Region boundary data:
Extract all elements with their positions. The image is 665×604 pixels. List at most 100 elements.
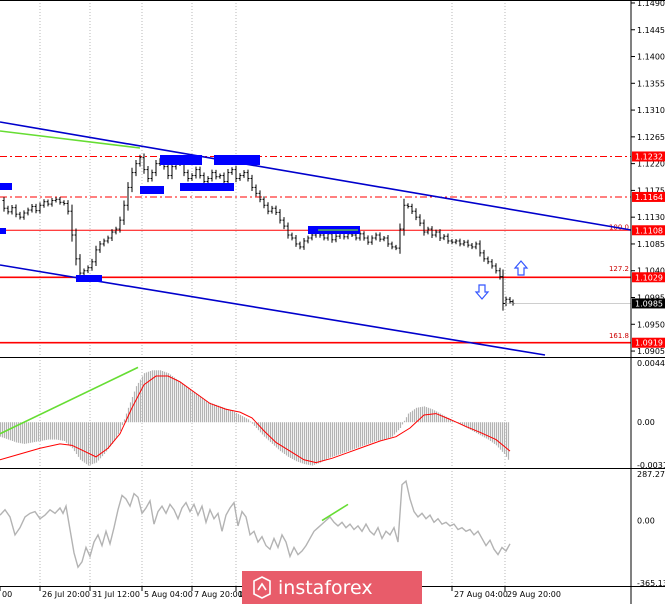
ohlc-bar [38,202,42,214]
level-tag-bg [632,151,665,162]
price-tick-label: 1.1490 [637,0,665,8]
time-tick-label: 5 Aug 04:00 [144,590,193,599]
ohlc-bar [242,170,246,178]
instaforex-watermark: instaforex [242,571,422,604]
ohlc-bar [106,235,110,244]
ohlc-bar [42,199,46,208]
ohlc-bar [54,197,58,203]
price-tick-label: 1.0905 [637,347,665,356]
time-tick-label: 29 Aug 20:00 [507,590,561,599]
current-price-bg [632,298,665,309]
ohlc-bar [378,232,382,242]
time-tick-label: 00 [2,590,12,599]
ohlc-bar [62,200,66,206]
ohlc-bar [30,203,34,213]
ohlc-bar [90,258,94,271]
ohlc-bar [222,172,226,185]
ohlc-bar [206,176,210,184]
ohlc-bar [82,268,86,276]
time-tick-label: 7 Aug 20:00 [194,590,243,599]
ohlc-bar [462,240,466,247]
ohlc-bar [6,205,10,215]
ohlc-bar [434,229,438,238]
ohlc-bar [126,182,130,211]
level-tag-label: 1.0919 [635,339,663,348]
ohlc-bar [250,174,254,191]
ohlc-bar [194,166,198,179]
ohlc-bar [66,200,70,215]
ohlc-bar [266,202,270,215]
ohlc-bar [34,203,38,214]
ohlc-bar [282,217,286,230]
ohlc-bar [466,239,470,248]
ohlc-bar [486,256,490,265]
analysis-marker [0,228,6,234]
ohlc-bar [50,198,54,207]
ohlc-bar [134,160,138,177]
price-tick-label: 1.1265 [637,133,665,142]
ohlc-bar [218,173,222,179]
ohlc-bar [14,204,18,218]
cci-divergence-line [321,503,349,522]
ohlc-bar [86,265,90,274]
price-tick-label: 1.1400 [637,53,665,62]
watermark-background [242,571,422,604]
time-tick-label: 26 Jul 20:00 [42,590,90,599]
ohlc-bar [118,216,122,233]
channel-upper-line [0,121,632,231]
price-tick-label: 1.1355 [637,79,665,88]
ohlc-bar [334,233,338,243]
price-tick-label: 1.0950 [637,320,665,329]
ohlc-bar [410,203,414,214]
price-tick-label: 1.1130 [637,213,665,222]
macd-tick-label: 0.00445 [637,359,665,368]
ohlc-bar [398,223,402,254]
ohlc-bar [26,207,30,216]
level-tag-label: 1.1164 [635,193,663,202]
ohlc-bar [370,235,374,245]
level-tag-bg [632,225,665,236]
ohlc-bar [501,269,505,311]
ohlc-bar [366,235,370,245]
ohlc-bar [94,245,98,266]
ohlc-bar [414,208,418,221]
cci-tick-label: -365.1307 [637,579,665,588]
ohlc-bar [254,184,258,197]
ohlc-bar [142,153,146,174]
price-tick-label: 1.1445 [637,26,665,35]
level-tag: 1.1029 [632,272,665,283]
level-tag: 1.1232 [632,151,665,162]
price-tick-label: 1.1085 [637,240,665,249]
ohlc-bar [418,214,422,227]
analysis-marker [140,186,164,194]
ohlc-bar [406,203,410,209]
ohlc-bar [482,249,486,262]
level-tag-label: 1.1232 [635,152,663,161]
ohlc-bar [262,196,266,209]
ohlc-bar [306,235,310,244]
arrow-up-icon [513,260,529,276]
analysis-marker [214,155,260,165]
fib-label: 127.2 [609,265,629,273]
ohlc-bar [138,154,142,167]
price-tick-label: 1.1040 [637,267,665,276]
ohlc-bar [210,169,214,182]
ohlc-bar [70,204,74,242]
ohlc-bar [402,198,406,236]
level-tag-bg [632,191,665,202]
ohlc-bar [198,166,202,179]
ohlc-bar [258,190,262,203]
price-tick-label: 1.1175 [637,186,665,195]
ohlc-bar [58,196,62,205]
ohlc-bar [474,241,478,250]
ohlc-bar [494,263,498,274]
ohlc-bar [478,240,482,257]
ohlc-bar [98,240,102,253]
ohlc-bar [226,168,230,186]
ohlc-bar [422,219,426,236]
ohlc-bar [130,167,134,193]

» EXERCISE DIRECTIONS
Pull every line from the items above verbatim, leaving out the pictures.

» THE REPLY
Extract all elements with their positions. The image is 665×604 pixels. List at most 100 elements.
ohlc-bar [38,202,42,214]
level-tag-bg [632,151,665,162]
price-tick-label: 1.1490 [637,0,665,8]
time-tick-label: 5 Aug 04:00 [144,590,193,599]
ohlc-bar [242,170,246,178]
instaforex-watermark: instaforex [242,571,422,604]
ohlc-bar [106,235,110,244]
ohlc-bar [42,199,46,208]
ohlc-bar [54,197,58,203]
price-tick-label: 1.0905 [637,347,665,356]
time-tick-label: 29 Aug 20:00 [507,590,561,599]
current-price-bg [632,298,665,309]
ohlc-bar [378,232,382,242]
time-tick-label: 00 [2,590,12,599]
ohlc-bar [62,200,66,206]
ohlc-bar [30,203,34,213]
ohlc-bar [90,258,94,271]
ohlc-bar [222,172,226,185]
ohlc-bar [206,176,210,184]
ohlc-bar [82,268,86,276]
time-tick-label: 7 Aug 20:00 [194,590,243,599]
ohlc-bar [462,240,466,247]
ohlc-bar [6,205,10,215]
ohlc-bar [434,229,438,238]
ohlc-bar [126,182,130,211]
level-tag-label: 1.0919 [635,339,663,348]
ohlc-bar [250,174,254,191]
ohlc-bar [194,166,198,179]
ohlc-bar [66,200,70,215]
ohlc-bar [266,202,270,215]
ohlc-bar [34,203,38,214]
ohlc-bar [282,217,286,230]
ohlc-bar [466,239,470,248]
ohlc-bar [486,256,490,265]
analysis-marker [0,228,6,234]
ohlc-bar [50,198,54,207]
ohlc-bar [134,160,138,177]
price-tick-label: 1.1265 [637,133,665,142]
ohlc-bar [218,173,222,179]
ohlc-bar [14,204,18,218]
cci-divergence-line [321,503,349,522]
ohlc-bar [86,265,90,274]
price-tick-label: 1.1400 [637,53,665,62]
watermark-background [242,571,422,604]
time-tick-label: 26 Jul 20:00 [42,590,90,599]
ohlc-bar [118,216,122,233]
channel-upper-line [0,121,632,231]
price-tick-label: 1.1355 [637,79,665,88]
ohlc-bar [334,233,338,243]
price-tick-label: 1.0950 [637,320,665,329]
ohlc-bar [410,203,414,214]
price-tick-label: 1.1130 [637,213,665,222]
macd-tick-label: 0.00445 [637,359,665,368]
ohlc-bar [398,223,402,254]
ohlc-bar [26,207,30,216]
level-tag-label: 1.1164 [635,193,663,202]
ohlc-bar [370,235,374,245]
level-tag-bg [632,225,665,236]
ohlc-bar [501,269,505,311]
ohlc-bar [366,235,370,245]
ohlc-bar [94,245,98,266]
ohlc-bar [414,208,418,221]
cci-tick-label: -365.1307 [637,579,665,588]
ohlc-bar [254,184,258,197]
ohlc-bar [142,153,146,174]
price-tick-label: 1.1445 [637,26,665,35]
level-tag: 1.1029 [632,272,665,283]
level-tag: 1.1232 [632,151,665,162]
price-tick-label: 1.1085 [637,240,665,249]
ohlc-bar [418,214,422,227]
analysis-marker [140,186,164,194]
ohlc-bar [406,203,410,209]
ohlc-bar [482,249,486,262]
level-tag-label: 1.1232 [635,152,663,161]
ohlc-bar [262,196,266,209]
ohlc-bar [306,235,310,244]
arrow-up-icon [513,260,529,276]
analysis-marker [214,155,260,165]
fib-label: 127.2 [609,265,629,273]
ohlc-bar [138,154,142,167]
price-tick-label: 1.1040 [637,267,665,276]
ohlc-bar [210,169,214,182]
ohlc-bar [70,204,74,242]
ohlc-bar [402,198,406,236]
level-tag-bg [632,191,665,202]
ohlc-bar [198,166,202,179]
ohlc-bar [258,190,262,203]
price-tick-label: 1.1175 [637,186,665,195]
ohlc-bar [58,196,62,205]
ohlc-bar [474,241,478,250]
ohlc-bar [494,263,498,274]
ohlc-bar [478,240,482,257]
ohlc-bar [98,240,102,253]
ohlc-bar [226,168,230,186]
ohlc-bar [422,219,426,236]
ohlc-bar [130,167,134,193]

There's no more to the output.